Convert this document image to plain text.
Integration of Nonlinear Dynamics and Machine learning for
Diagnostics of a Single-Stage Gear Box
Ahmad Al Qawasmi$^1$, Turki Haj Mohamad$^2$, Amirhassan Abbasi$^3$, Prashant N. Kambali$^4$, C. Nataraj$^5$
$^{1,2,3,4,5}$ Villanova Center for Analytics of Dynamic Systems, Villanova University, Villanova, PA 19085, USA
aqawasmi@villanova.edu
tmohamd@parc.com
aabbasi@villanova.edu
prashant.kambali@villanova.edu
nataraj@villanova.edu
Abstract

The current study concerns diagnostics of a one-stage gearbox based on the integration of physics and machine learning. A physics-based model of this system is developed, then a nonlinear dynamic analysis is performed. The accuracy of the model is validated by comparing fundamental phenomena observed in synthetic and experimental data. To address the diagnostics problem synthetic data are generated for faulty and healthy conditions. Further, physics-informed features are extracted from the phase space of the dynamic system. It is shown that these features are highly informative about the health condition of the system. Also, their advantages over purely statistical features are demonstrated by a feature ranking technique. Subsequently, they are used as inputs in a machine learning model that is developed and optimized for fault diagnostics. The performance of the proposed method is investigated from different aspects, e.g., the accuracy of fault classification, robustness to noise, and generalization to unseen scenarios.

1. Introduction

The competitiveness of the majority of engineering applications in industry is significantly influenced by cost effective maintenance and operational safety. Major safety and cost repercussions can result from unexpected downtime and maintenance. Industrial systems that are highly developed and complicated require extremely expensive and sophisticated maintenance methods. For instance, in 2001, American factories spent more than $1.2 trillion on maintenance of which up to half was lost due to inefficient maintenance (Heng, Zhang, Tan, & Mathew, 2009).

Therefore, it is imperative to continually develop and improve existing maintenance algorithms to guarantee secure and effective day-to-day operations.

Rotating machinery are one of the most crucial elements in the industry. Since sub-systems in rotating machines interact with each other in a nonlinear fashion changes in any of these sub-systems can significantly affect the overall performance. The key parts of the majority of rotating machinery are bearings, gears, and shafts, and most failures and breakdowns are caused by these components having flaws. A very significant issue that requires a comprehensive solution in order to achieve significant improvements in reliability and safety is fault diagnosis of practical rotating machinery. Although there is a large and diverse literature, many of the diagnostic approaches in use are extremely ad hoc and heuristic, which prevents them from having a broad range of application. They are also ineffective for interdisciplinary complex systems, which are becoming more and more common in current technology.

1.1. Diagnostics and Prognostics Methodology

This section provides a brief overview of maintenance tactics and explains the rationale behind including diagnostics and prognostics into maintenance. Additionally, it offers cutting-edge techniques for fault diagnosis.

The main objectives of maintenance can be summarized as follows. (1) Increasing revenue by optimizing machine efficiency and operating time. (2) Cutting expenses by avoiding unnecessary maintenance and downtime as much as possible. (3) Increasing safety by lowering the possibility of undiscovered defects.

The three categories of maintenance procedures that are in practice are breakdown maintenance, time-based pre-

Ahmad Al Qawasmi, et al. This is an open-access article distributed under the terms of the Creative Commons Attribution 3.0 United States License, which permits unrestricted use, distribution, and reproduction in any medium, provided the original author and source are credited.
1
* * *
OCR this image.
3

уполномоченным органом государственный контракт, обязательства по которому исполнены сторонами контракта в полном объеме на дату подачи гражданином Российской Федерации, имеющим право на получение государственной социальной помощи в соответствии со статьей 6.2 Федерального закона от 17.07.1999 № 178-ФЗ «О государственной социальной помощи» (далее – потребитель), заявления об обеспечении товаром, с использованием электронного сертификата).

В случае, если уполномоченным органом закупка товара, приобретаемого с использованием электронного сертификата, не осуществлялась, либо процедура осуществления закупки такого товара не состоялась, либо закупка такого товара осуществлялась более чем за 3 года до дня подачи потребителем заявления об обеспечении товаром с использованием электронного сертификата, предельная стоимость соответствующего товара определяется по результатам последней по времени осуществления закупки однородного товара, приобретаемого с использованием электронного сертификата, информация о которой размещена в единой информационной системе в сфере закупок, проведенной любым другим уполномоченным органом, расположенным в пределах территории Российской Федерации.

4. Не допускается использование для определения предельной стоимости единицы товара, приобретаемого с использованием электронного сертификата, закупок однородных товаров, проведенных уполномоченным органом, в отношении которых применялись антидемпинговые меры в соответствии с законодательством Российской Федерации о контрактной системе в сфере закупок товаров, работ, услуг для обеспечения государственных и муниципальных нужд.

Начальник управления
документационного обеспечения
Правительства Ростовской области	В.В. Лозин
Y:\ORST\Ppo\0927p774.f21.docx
* * *
Goal » Work out the number of lines above that include the string "image" and write only that number.

Result of this task » 2